__What to produce__
Filter the records below and copy every line containing the word "text".

__Available records__
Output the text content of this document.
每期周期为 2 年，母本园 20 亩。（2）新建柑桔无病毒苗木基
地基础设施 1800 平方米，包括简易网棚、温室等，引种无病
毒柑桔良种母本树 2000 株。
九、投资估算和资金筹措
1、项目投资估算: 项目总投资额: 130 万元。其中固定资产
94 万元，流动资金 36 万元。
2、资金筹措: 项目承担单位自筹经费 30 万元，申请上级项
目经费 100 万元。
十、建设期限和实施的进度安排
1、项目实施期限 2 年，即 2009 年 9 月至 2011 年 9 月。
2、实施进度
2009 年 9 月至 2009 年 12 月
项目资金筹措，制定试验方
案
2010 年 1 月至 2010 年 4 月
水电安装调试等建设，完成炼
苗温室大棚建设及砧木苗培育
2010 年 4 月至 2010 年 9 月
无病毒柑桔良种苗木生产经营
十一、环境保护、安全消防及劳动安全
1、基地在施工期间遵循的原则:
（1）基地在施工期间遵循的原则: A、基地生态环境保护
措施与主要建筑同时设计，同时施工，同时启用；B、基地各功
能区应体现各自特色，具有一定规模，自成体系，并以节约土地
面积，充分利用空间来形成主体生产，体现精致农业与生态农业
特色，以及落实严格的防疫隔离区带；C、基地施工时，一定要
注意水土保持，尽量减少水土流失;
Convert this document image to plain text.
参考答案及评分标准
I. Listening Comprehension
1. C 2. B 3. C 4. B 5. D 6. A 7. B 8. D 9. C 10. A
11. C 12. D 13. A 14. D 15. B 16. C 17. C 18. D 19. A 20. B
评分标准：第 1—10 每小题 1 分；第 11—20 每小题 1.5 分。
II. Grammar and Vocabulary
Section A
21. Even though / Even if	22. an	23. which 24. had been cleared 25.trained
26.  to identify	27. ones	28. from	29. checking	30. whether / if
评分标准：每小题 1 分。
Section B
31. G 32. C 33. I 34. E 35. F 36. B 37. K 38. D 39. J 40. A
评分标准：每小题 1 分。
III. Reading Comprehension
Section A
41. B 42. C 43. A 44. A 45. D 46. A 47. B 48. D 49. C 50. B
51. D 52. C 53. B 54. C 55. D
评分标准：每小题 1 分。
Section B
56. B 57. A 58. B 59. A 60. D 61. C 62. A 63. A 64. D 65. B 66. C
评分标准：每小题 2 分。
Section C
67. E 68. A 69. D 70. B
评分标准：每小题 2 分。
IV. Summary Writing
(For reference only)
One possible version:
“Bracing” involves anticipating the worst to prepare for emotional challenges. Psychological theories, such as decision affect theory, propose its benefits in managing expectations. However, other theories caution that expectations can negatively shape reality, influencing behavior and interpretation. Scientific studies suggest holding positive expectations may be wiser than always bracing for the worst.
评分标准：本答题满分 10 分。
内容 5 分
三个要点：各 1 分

__Task solution__
Output the text content of this document.
Convert this document image to plain text.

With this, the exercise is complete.